Brief
Select every line below containing the word "возврата".

Data section
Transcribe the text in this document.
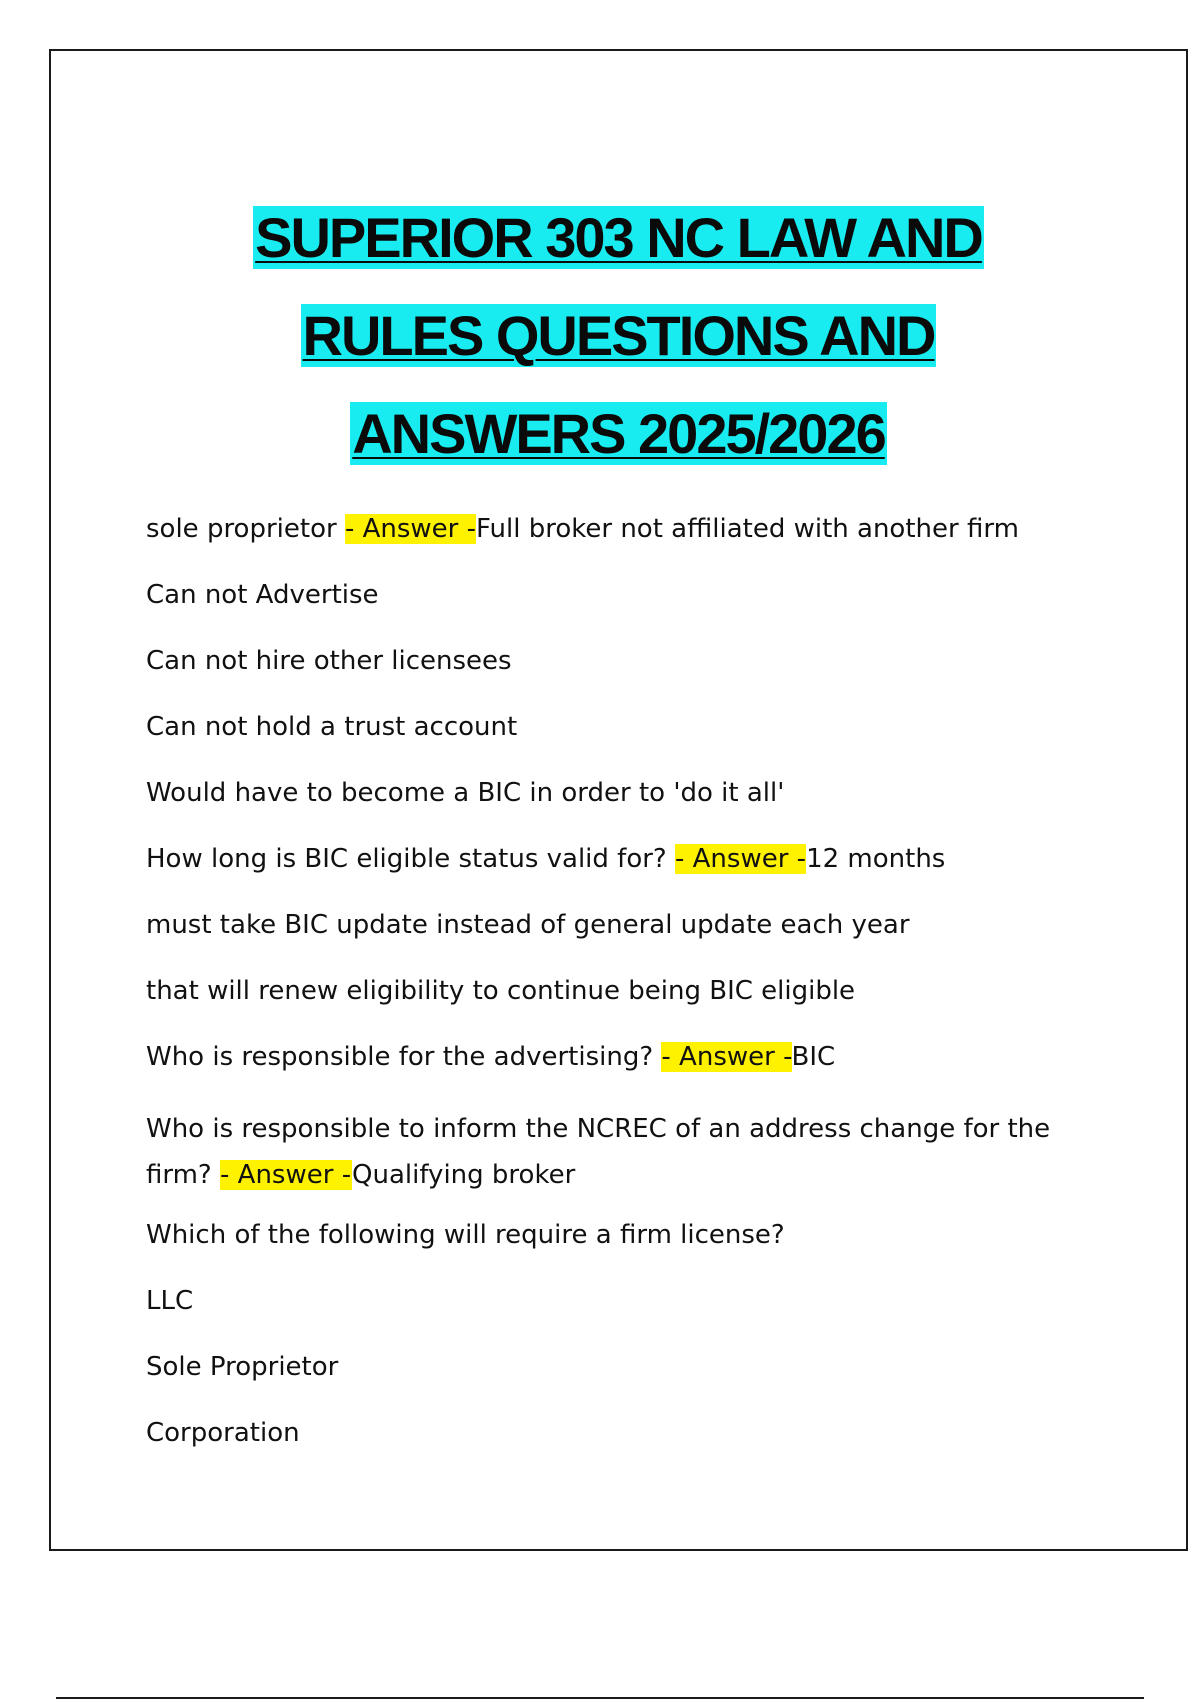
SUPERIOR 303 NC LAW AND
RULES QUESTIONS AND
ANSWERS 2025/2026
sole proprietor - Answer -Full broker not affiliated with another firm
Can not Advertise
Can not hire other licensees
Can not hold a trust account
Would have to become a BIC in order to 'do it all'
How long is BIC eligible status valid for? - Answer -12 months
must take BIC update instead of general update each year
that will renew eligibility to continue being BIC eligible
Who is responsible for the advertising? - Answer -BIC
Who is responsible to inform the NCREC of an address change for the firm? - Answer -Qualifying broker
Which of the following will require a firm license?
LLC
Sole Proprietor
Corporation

--

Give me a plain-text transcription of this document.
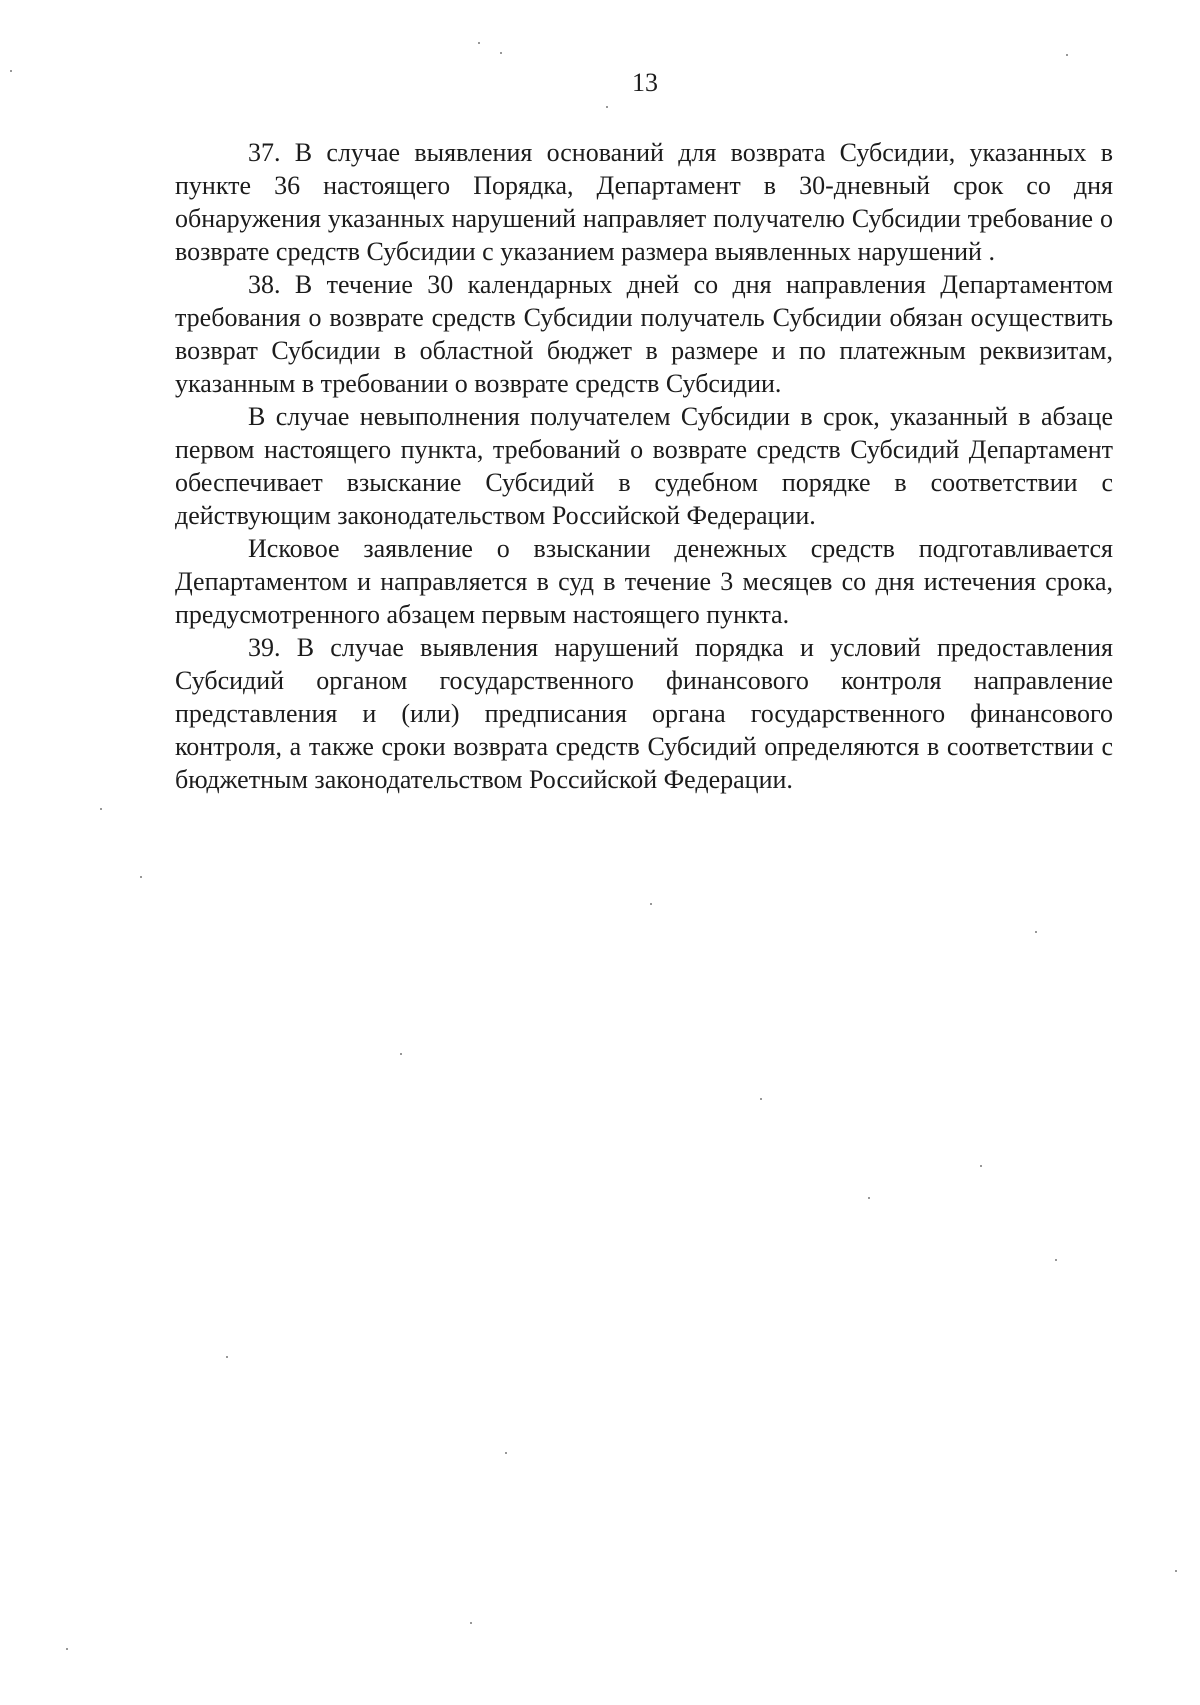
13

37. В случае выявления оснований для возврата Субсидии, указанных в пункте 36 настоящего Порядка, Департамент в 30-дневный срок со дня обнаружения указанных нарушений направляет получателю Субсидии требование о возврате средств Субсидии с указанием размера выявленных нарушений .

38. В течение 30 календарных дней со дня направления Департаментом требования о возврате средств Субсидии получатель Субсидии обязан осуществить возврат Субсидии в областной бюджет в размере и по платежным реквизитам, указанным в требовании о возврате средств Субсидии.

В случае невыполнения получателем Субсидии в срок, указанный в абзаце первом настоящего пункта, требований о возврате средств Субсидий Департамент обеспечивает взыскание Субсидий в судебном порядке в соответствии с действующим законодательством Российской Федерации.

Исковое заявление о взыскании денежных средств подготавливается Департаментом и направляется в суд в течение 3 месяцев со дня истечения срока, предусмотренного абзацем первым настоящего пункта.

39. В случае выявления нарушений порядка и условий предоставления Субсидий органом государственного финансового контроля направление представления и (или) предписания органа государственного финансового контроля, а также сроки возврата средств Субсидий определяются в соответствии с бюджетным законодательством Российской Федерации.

--

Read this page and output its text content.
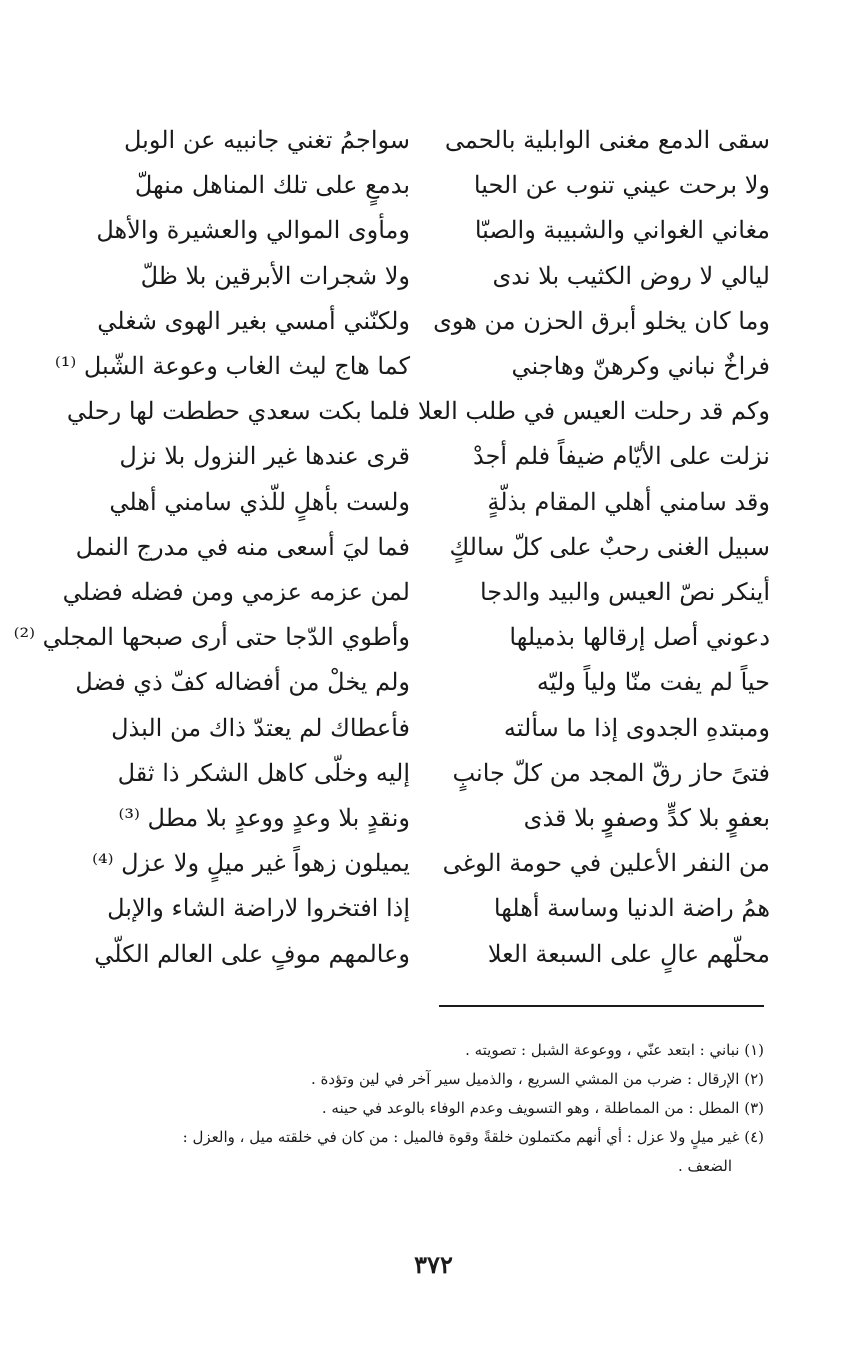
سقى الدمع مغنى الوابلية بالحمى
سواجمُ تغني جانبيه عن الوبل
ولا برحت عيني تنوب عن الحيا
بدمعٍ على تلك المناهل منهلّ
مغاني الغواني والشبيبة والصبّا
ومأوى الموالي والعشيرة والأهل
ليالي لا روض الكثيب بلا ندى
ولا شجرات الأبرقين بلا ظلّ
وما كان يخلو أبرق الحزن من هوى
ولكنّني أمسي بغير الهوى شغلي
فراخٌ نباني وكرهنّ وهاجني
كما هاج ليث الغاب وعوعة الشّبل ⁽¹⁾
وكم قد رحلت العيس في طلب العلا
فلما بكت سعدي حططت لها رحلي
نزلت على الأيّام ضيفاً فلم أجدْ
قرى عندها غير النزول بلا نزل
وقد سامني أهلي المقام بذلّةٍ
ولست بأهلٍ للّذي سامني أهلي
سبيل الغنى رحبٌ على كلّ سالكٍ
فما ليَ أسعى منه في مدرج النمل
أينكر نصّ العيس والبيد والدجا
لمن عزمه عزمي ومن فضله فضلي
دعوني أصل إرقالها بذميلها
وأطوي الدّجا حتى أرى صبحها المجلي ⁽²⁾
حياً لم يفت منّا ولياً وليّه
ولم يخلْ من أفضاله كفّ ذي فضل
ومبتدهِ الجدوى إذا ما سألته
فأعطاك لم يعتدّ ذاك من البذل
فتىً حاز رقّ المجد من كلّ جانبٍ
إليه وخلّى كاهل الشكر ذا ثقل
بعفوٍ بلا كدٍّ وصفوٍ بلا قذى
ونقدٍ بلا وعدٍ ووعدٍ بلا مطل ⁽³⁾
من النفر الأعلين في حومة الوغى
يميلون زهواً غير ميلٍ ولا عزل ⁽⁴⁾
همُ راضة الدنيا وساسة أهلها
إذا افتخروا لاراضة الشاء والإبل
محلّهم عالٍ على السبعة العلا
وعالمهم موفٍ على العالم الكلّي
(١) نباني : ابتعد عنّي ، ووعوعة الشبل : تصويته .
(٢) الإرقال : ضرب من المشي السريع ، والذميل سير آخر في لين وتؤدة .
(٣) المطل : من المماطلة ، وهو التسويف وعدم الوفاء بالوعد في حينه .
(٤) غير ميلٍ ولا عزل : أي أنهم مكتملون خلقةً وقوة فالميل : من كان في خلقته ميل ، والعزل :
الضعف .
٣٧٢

Answer in full
37. В случае выявления оснований для возврата Субсидии, указанных в пункте 36 настоящего Порядка, Департамент в 30-дневный срок со дня обнаружения указанных нарушений направляет получателю Субсидии требование о возврате средств Субсидии с указанием размера выявленных нарушений .
39. В случае выявления нарушений порядка и условий предоставления Субсидий органом государственного финансового контроля направление представления и (или) предписания органа государственного финансового контроля, а также сроки возврата средств Субсидий определяются в соответствии с бюджетным законодательством Российской Федерации.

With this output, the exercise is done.